Direction. Work out how many lines have "title" in them. Give only that number.

Extracts from a graphics dataset.
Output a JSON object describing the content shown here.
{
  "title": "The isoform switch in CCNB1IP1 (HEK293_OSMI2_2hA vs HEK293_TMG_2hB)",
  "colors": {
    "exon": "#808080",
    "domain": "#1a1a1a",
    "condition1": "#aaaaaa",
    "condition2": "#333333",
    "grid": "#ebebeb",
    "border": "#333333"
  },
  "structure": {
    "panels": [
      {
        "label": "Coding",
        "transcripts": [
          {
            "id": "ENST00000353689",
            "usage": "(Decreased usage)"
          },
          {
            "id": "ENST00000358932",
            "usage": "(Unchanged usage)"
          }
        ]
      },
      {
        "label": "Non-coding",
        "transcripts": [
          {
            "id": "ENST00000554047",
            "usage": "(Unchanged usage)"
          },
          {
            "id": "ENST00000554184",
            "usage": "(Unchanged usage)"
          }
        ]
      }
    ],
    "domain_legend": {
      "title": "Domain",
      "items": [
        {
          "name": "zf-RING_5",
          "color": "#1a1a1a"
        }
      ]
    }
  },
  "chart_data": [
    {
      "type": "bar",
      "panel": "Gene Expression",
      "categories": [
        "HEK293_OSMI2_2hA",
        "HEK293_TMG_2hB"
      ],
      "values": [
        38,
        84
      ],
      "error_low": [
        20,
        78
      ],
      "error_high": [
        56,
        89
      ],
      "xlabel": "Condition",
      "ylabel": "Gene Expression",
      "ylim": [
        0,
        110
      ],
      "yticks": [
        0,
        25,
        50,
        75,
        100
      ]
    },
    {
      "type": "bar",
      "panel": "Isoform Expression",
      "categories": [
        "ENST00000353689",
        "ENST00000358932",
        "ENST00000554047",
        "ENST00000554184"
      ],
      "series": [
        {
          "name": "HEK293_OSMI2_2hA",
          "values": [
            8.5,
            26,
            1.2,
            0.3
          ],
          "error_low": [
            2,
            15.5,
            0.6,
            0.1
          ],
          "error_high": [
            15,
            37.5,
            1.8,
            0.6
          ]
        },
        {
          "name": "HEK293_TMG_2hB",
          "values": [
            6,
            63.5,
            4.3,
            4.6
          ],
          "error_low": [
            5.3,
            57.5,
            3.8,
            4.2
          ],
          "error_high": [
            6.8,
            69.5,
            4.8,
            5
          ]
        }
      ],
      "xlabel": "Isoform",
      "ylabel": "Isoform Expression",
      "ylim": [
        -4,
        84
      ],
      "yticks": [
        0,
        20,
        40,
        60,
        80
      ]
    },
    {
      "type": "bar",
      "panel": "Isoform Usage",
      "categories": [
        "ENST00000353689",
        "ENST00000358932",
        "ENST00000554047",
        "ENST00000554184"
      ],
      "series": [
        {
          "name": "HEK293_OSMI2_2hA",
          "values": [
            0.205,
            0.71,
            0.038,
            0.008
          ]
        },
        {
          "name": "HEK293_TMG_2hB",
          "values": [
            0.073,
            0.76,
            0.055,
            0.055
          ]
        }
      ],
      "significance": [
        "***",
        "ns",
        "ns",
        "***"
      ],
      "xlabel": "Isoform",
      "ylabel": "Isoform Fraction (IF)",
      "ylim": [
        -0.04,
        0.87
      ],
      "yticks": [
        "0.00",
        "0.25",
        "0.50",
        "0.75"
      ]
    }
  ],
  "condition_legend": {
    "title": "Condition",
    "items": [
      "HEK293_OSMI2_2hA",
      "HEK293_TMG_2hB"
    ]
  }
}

Answer to the exercise. 3